(Excerpts from a figure dataset)
——————————

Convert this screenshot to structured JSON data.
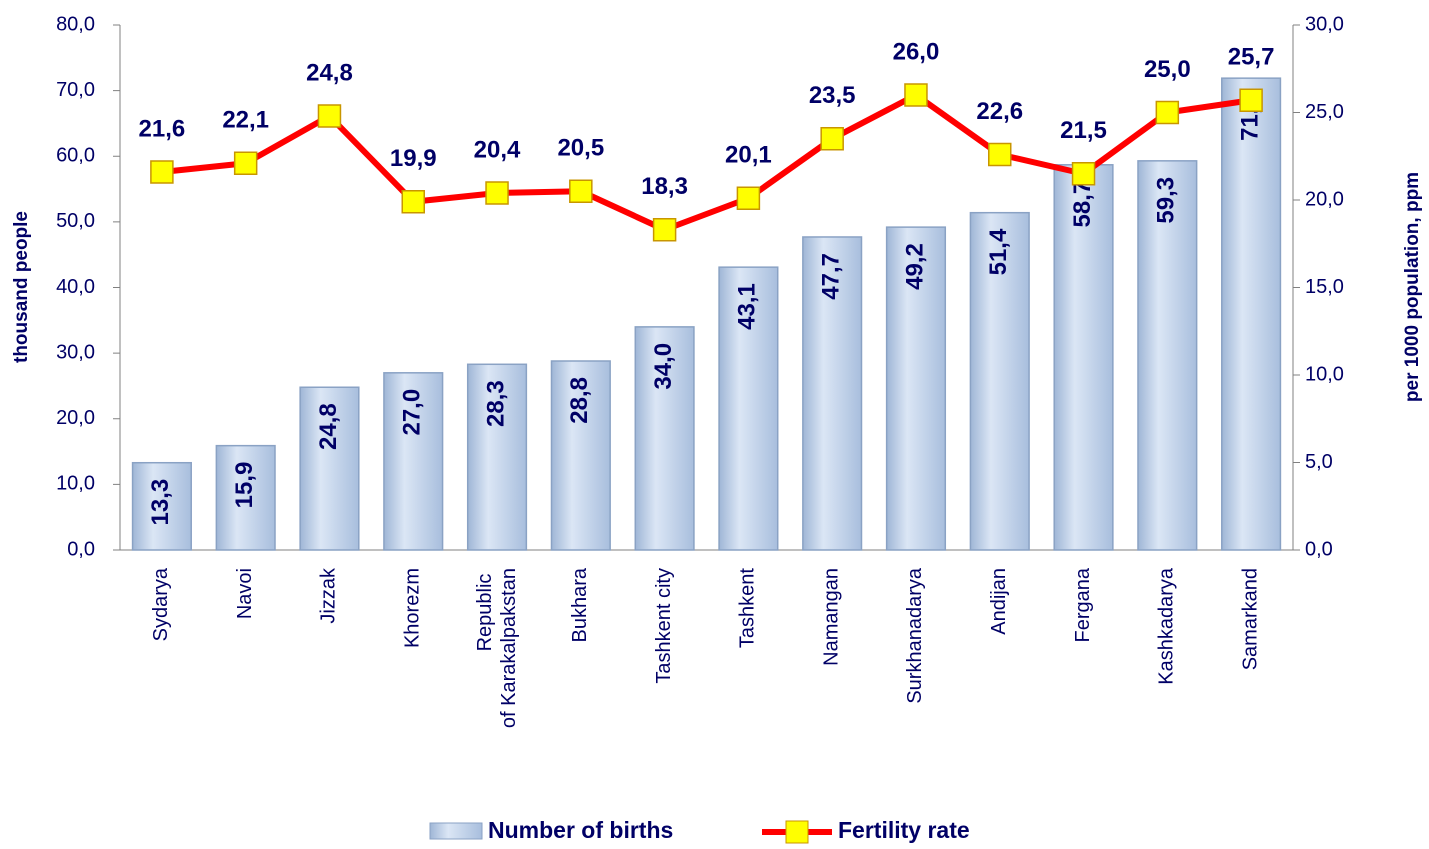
{
  "chart_data": {
    "type": "bar_line",
    "categories": [
      "Sydarya",
      "Navoi",
      "Jizzak",
      "Khorezm",
      "Republic of Karakalpakstan",
      "Bukhara",
      "Tashkent city",
      "Tashkent",
      "Namangan",
      "Surkhanadarya",
      "Andijan",
      "Fergana",
      "Kashkadarya",
      "Samarkand"
    ],
    "series": [
      {
        "name": "Number of births",
        "type": "bar",
        "color": "#c6d7ee",
        "values": [
          13.3,
          15.9,
          24.8,
          27.0,
          28.3,
          28.8,
          34.0,
          43.1,
          47.7,
          49.2,
          51.4,
          58.7,
          59.3,
          71.9
        ],
        "value_labels": [
          "13,3",
          "15,9",
          "24,8",
          "27,0",
          "28,3",
          "28,8",
          "34,0",
          "43,1",
          "47,7",
          "49,2",
          "51,4",
          "58,7",
          "59,3",
          "71,9"
        ]
      },
      {
        "name": "Fertility rate",
        "type": "line",
        "axis": "y2",
        "color": "#ff0000",
        "values": [
          21.6,
          22.1,
          24.8,
          19.9,
          20.4,
          20.5,
          18.3,
          20.1,
          23.5,
          26.0,
          22.6,
          21.5,
          25.0,
          25.7
        ],
        "value_labels": [
          "21,6",
          "22,1",
          "24,8",
          "19,9",
          "20,4",
          "20,5",
          "18,3",
          "20,1",
          "23,5",
          "26,0",
          "22,6",
          "21,5",
          "25,0",
          "25,7"
        ]
      }
    ],
    "ylabel": "thousand people",
    "y2label": "per 1000 population, ppm",
    "ylim": [
      0,
      80
    ],
    "yticks": [
      {
        "value": 0,
        "label": "0,0"
      },
      {
        "value": 10,
        "label": "10,0"
      },
      {
        "value": 20,
        "label": "20,0"
      },
      {
        "value": 30,
        "label": "30,0"
      },
      {
        "value": 40,
        "label": "40,0"
      },
      {
        "value": 50,
        "label": "50,0"
      },
      {
        "value": 60,
        "label": "60,0"
      },
      {
        "value": 70,
        "label": "70,0"
      },
      {
        "value": 80,
        "label": "80,0"
      }
    ],
    "y2lim": [
      0,
      30
    ],
    "y2ticks": [
      {
        "value": 0,
        "label": "0,0"
      },
      {
        "value": 5,
        "label": "5,0"
      },
      {
        "value": 10,
        "label": "10,0"
      },
      {
        "value": 15,
        "label": "15,0"
      },
      {
        "value": 20,
        "label": "20,0"
      },
      {
        "value": 25,
        "label": "25,0"
      },
      {
        "value": 30,
        "label": "30,0"
      }
    ],
    "legend": "bottom"
  }
}
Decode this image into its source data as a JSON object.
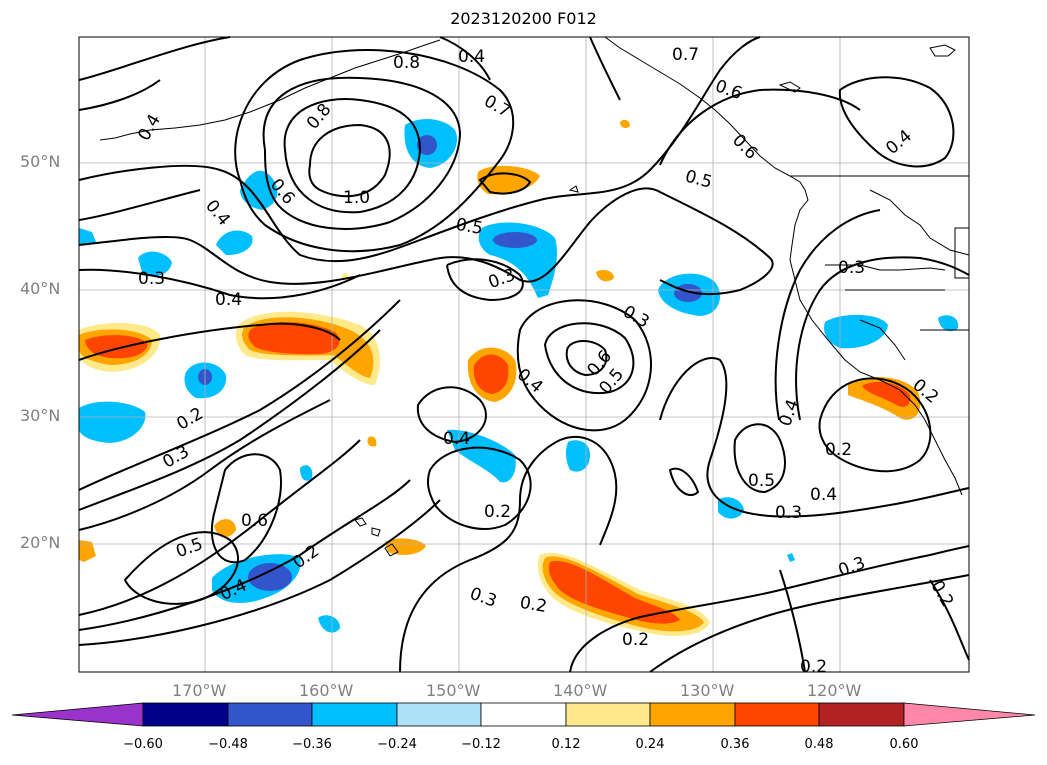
{
  "title": "2023120200 F012",
  "lat_labels": [
    "50°N",
    "40°N",
    "30°N",
    "20°N"
  ],
  "lon_labels": [
    "170°W",
    "160°W",
    "150°W",
    "140°W",
    "130°W",
    "120°W"
  ],
  "colorbar": {
    "ticks": [
      "−0.60",
      "−0.48",
      "−0.36",
      "−0.24",
      "−0.12",
      "0.12",
      "0.24",
      "0.36",
      "0.48",
      "0.60"
    ],
    "colors": [
      "#9933cc",
      "#00008b",
      "#3355cc",
      "#00bfff",
      "#aee0f8",
      "#ffffff",
      "#ffe98a",
      "#ffa500",
      "#ff4500",
      "#b22222",
      "#ff88aa"
    ]
  },
  "colors": {
    "blue_strong": "#3355cc",
    "blue": "#00bfff",
    "blue_light": "#aee0f8",
    "yellow": "#ffe98a",
    "orange": "#ffa500",
    "red_orange": "#ff4500"
  },
  "contour_labels": [
    {
      "text": "0.4"
    },
    {
      "text": "0.8"
    },
    {
      "text": "0.7"
    },
    {
      "text": "0.7"
    },
    {
      "text": "0.6"
    },
    {
      "text": "0.4"
    },
    {
      "text": "0.8"
    },
    {
      "text": "0.6"
    },
    {
      "text": "1.0"
    },
    {
      "text": "0.5"
    },
    {
      "text": "0.4"
    },
    {
      "text": "0.6"
    },
    {
      "text": "0.4"
    },
    {
      "text": "0.5"
    },
    {
      "text": "0.3"
    },
    {
      "text": "0.3"
    },
    {
      "text": "0.4"
    },
    {
      "text": "0.3"
    },
    {
      "text": "0.3"
    },
    {
      "text": "0.6"
    },
    {
      "text": "0.5"
    },
    {
      "text": "0.4"
    },
    {
      "text": "0.2"
    },
    {
      "text": "0.3"
    },
    {
      "text": "0.4"
    },
    {
      "text": "0.4"
    },
    {
      "text": "0.2"
    },
    {
      "text": "0.2"
    },
    {
      "text": "0.6"
    },
    {
      "text": "0.5"
    },
    {
      "text": "0.5"
    },
    {
      "text": "0.3"
    },
    {
      "text": "0.4"
    },
    {
      "text": "0.3"
    },
    {
      "text": "0.2"
    },
    {
      "text": "0.4"
    },
    {
      "text": "0.2"
    },
    {
      "text": "0.3"
    },
    {
      "text": "0.2"
    },
    {
      "text": "0.2"
    },
    {
      "text": "0.2"
    },
    {
      "text": "0.2"
    }
  ]
}
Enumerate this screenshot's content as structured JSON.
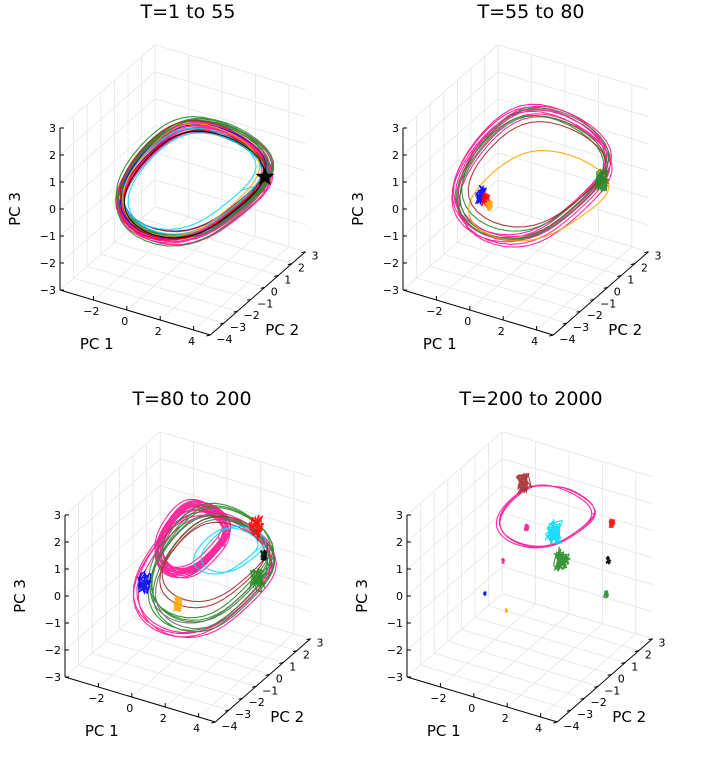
{
  "chart_data": [
    {
      "type": "line3d",
      "title": "T=1 to 55",
      "xlabel": "PC 1",
      "ylabel": "PC 2",
      "zlabel": "PC 3",
      "xlim": [
        -4,
        5
      ],
      "ylim": [
        -4,
        3
      ],
      "zlim": [
        -3,
        3
      ],
      "xticks": [
        -2,
        0,
        2,
        4
      ],
      "yticks": [
        -4,
        -3,
        -2,
        -1,
        0,
        1,
        2,
        3
      ],
      "zticks": [
        -3,
        -2,
        -1,
        0,
        1,
        2,
        3
      ],
      "xtick_labels": [
        "−2",
        "0",
        "2",
        "4"
      ],
      "ytick_labels": [
        "−4",
        "−3",
        "−2",
        "−1",
        "0",
        "1",
        "2",
        "3"
      ],
      "ztick_labels": [
        "−3",
        "−2",
        "−1",
        "0",
        "1",
        "2",
        "3"
      ],
      "grid": true,
      "marker": {
        "symbol": "star",
        "color": "#000000",
        "x": 4.2,
        "y": 1.0,
        "z": 0.5
      },
      "series": [
        {
          "color": "#ff1493",
          "loops": 14,
          "center": [
            0.8,
            0,
            0.1
          ],
          "rx": 3.2,
          "ry": 1.6,
          "rz": 1.6
        },
        {
          "color": "#228b22",
          "loops": 6,
          "center": [
            0.8,
            0,
            0.1
          ],
          "rx": 3.3,
          "ry": 1.5,
          "rz": 1.7
        },
        {
          "color": "#0000ff",
          "loops": 2,
          "center": [
            0.9,
            0,
            0.2
          ],
          "rx": 3.1,
          "ry": 1.5,
          "rz": 1.5
        },
        {
          "color": "#ff0000",
          "loops": 2,
          "center": [
            0.7,
            0,
            0.1
          ],
          "rx": 3.0,
          "ry": 1.6,
          "rz": 1.5
        },
        {
          "color": "#a52a2a",
          "loops": 2,
          "center": [
            0.8,
            0,
            0.2
          ],
          "rx": 3.2,
          "ry": 1.4,
          "rz": 1.6
        },
        {
          "color": "#00d8ff",
          "loops": 2,
          "center": [
            0.6,
            0,
            0.3
          ],
          "rx": 2.8,
          "ry": 1.5,
          "rz": 1.4
        },
        {
          "color": "#ffa500",
          "loops": 1,
          "center": [
            0.7,
            0,
            0.0
          ],
          "rx": 2.9,
          "ry": 1.5,
          "rz": 1.6
        },
        {
          "color": "#000000",
          "loops": 1,
          "center": [
            0.9,
            0,
            0.1
          ],
          "rx": 3.0,
          "ry": 1.5,
          "rz": 1.5
        }
      ]
    },
    {
      "type": "line3d",
      "title": "T=55 to 80",
      "xlabel": "PC 1",
      "ylabel": "PC 2",
      "zlabel": "PC 3",
      "xlim": [
        -4,
        5
      ],
      "ylim": [
        -4,
        3
      ],
      "zlim": [
        -3,
        3
      ],
      "xticks": [
        -2,
        0,
        2,
        4
      ],
      "yticks": [
        -4,
        -3,
        -2,
        -1,
        0,
        1,
        2,
        3
      ],
      "zticks": [
        -3,
        -2,
        -1,
        0,
        1,
        2,
        3
      ],
      "xtick_labels": [
        "−2",
        "0",
        "2",
        "4"
      ],
      "ytick_labels": [
        "−4",
        "−3",
        "−2",
        "−1",
        "0",
        "1",
        "2",
        "3"
      ],
      "ztick_labels": [
        "−3",
        "−2",
        "−1",
        "0",
        "1",
        "2",
        "3"
      ],
      "grid": true,
      "series": [
        {
          "color": "#ff1493",
          "loops": 8,
          "center": [
            0.5,
            0,
            0.3
          ],
          "rx": 3.3,
          "ry": 1.6,
          "rz": 1.9
        },
        {
          "color": "#228b22",
          "loops": 3,
          "center": [
            0.6,
            0,
            0.4
          ],
          "rx": 3.2,
          "ry": 1.5,
          "rz": 1.8
        },
        {
          "color": "#ffa500",
          "loops": 1,
          "center": [
            0.8,
            0,
            -0.3
          ],
          "rx": 3.0,
          "ry": 1.5,
          "rz": 1.2
        },
        {
          "color": "#a52a2a",
          "loops": 1,
          "center": [
            0.7,
            0,
            0.2
          ],
          "rx": 3.0,
          "ry": 1.4,
          "rz": 1.5
        },
        {
          "color": "#0000ff",
          "cluster": [
            -2.6,
            0,
            -1.0
          ],
          "spread": 0.25
        },
        {
          "color": "#ff0000",
          "cluster": [
            -2.3,
            0,
            -1.1
          ],
          "spread": 0.2
        },
        {
          "color": "#ffa500",
          "cluster": [
            -2.1,
            0,
            -1.3
          ],
          "spread": 0.15
        },
        {
          "color": "#228b22",
          "cluster": [
            4.3,
            0.5,
            0.6
          ],
          "spread": 0.3
        }
      ]
    },
    {
      "type": "line3d",
      "title": "T=80 to 200",
      "xlabel": "PC 1",
      "ylabel": "PC 2",
      "zlabel": "PC 3",
      "xlim": [
        -4,
        5
      ],
      "ylim": [
        -4,
        3
      ],
      "zlim": [
        -3,
        3
      ],
      "xticks": [
        -2,
        0,
        2,
        4
      ],
      "yticks": [
        -4,
        -3,
        -2,
        -1,
        0,
        1,
        2,
        3
      ],
      "zticks": [
        -3,
        -2,
        -1,
        0,
        1,
        2,
        3
      ],
      "xtick_labels": [
        "−2",
        "0",
        "2",
        "4"
      ],
      "ytick_labels": [
        "−4",
        "−3",
        "−2",
        "−1",
        "0",
        "1",
        "2",
        "3"
      ],
      "ztick_labels": [
        "−3",
        "−2",
        "−1",
        "0",
        "1",
        "2",
        "3"
      ],
      "grid": true,
      "series": [
        {
          "color": "#ff1493",
          "loops": 18,
          "center": [
            0.4,
            0,
            1.1
          ],
          "rx": 1.4,
          "ry": 0.8,
          "rz": 1.0
        },
        {
          "color": "#ff1493",
          "loops": 4,
          "center": [
            1.2,
            0,
            0.0
          ],
          "rx": 3.0,
          "ry": 1.4,
          "rz": 1.8
        },
        {
          "color": "#228b22",
          "loops": 5,
          "center": [
            1.6,
            0,
            0.3
          ],
          "rx": 2.6,
          "ry": 1.3,
          "rz": 1.7
        },
        {
          "color": "#696969",
          "loops": 2,
          "center": [
            1.6,
            0,
            0.2
          ],
          "rx": 2.5,
          "ry": 1.3,
          "rz": 1.6
        },
        {
          "color": "#a52a2a",
          "loops": 2,
          "center": [
            1.8,
            0,
            0.6
          ],
          "rx": 2.2,
          "ry": 1.2,
          "rz": 1.2
        },
        {
          "color": "#00d8ff",
          "loops": 2,
          "center": [
            2.6,
            0,
            1.0
          ],
          "rx": 1.3,
          "ry": 0.8,
          "rz": 0.6
        },
        {
          "color": "#0000ff",
          "cluster": [
            -2.5,
            0,
            -1.0
          ],
          "spread": 0.3
        },
        {
          "color": "#ffa500",
          "cluster": [
            -0.5,
            0,
            -1.4
          ],
          "spread": 0.2
        },
        {
          "color": "#ff0000",
          "cluster": [
            3.2,
            1.2,
            1.6
          ],
          "spread": 0.3
        },
        {
          "color": "#000000",
          "cluster": [
            4.0,
            0.8,
            0.9
          ],
          "spread": 0.15
        },
        {
          "color": "#228b22",
          "cluster": [
            4.1,
            0.2,
            0.3
          ],
          "spread": 0.35
        }
      ]
    },
    {
      "type": "line3d",
      "title": "T=200 to 2000",
      "xlabel": "PC 1",
      "ylabel": "PC 2",
      "zlabel": "PC 3",
      "xlim": [
        -4,
        5
      ],
      "ylim": [
        -4,
        3
      ],
      "zlim": [
        -3,
        3
      ],
      "xticks": [
        -2,
        0,
        2,
        4
      ],
      "yticks": [
        -4,
        -3,
        -2,
        -1,
        0,
        1,
        2,
        3
      ],
      "zticks": [
        -3,
        -2,
        -1,
        0,
        1,
        2,
        3
      ],
      "xtick_labels": [
        "−2",
        "0",
        "2",
        "4"
      ],
      "ytick_labels": [
        "−4",
        "−3",
        "−2",
        "−1",
        "0",
        "1",
        "2",
        "3"
      ],
      "ztick_labels": [
        "−3",
        "−2",
        "−1",
        "0",
        "1",
        "2",
        "3"
      ],
      "grid": true,
      "series": [
        {
          "color": "#ff1493",
          "loops": 3,
          "center": [
            1.0,
            0,
            2.0
          ],
          "rx": 2.2,
          "ry": 0.8,
          "rz": 0.9
        },
        {
          "color": "#a52a2a",
          "cluster": [
            -0.3,
            0,
            3.1
          ],
          "spread": 0.3
        },
        {
          "color": "#00d8ff",
          "cluster": [
            1.5,
            0,
            1.6
          ],
          "spread": 0.35
        },
        {
          "color": "#228b22",
          "cluster": [
            2.0,
            0,
            0.7
          ],
          "spread": 0.35
        },
        {
          "color": "#ff0000",
          "cluster": [
            4.2,
            1.0,
            2.0
          ],
          "spread": 0.12
        },
        {
          "color": "#000000",
          "cluster": [
            4.4,
            0.5,
            0.9
          ],
          "spread": 0.1
        },
        {
          "color": "#228b22",
          "cluster": [
            4.5,
            0.2,
            -0.2
          ],
          "spread": 0.1
        },
        {
          "color": "#ff1493",
          "cluster": [
            -1.5,
            0,
            0.0
          ],
          "spread": 0.07
        },
        {
          "color": "#ff1493",
          "cluster": [
            -0.1,
            0,
            1.5
          ],
          "spread": 0.1
        },
        {
          "color": "#0000ff",
          "cluster": [
            -2.6,
            0,
            -1.4
          ],
          "spread": 0.05
        },
        {
          "color": "#ffa500",
          "cluster": [
            -1.3,
            0,
            -1.8
          ],
          "spread": 0.05
        }
      ]
    }
  ]
}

——————————

» Problem to solve:
Copy, from the material, each line that holds the string "JSON".

» Result:
Convert this screenshot to structured JSON data.
Decode this image into its source data as a JSON object.
Enumerate this screenshot's content as structured JSON.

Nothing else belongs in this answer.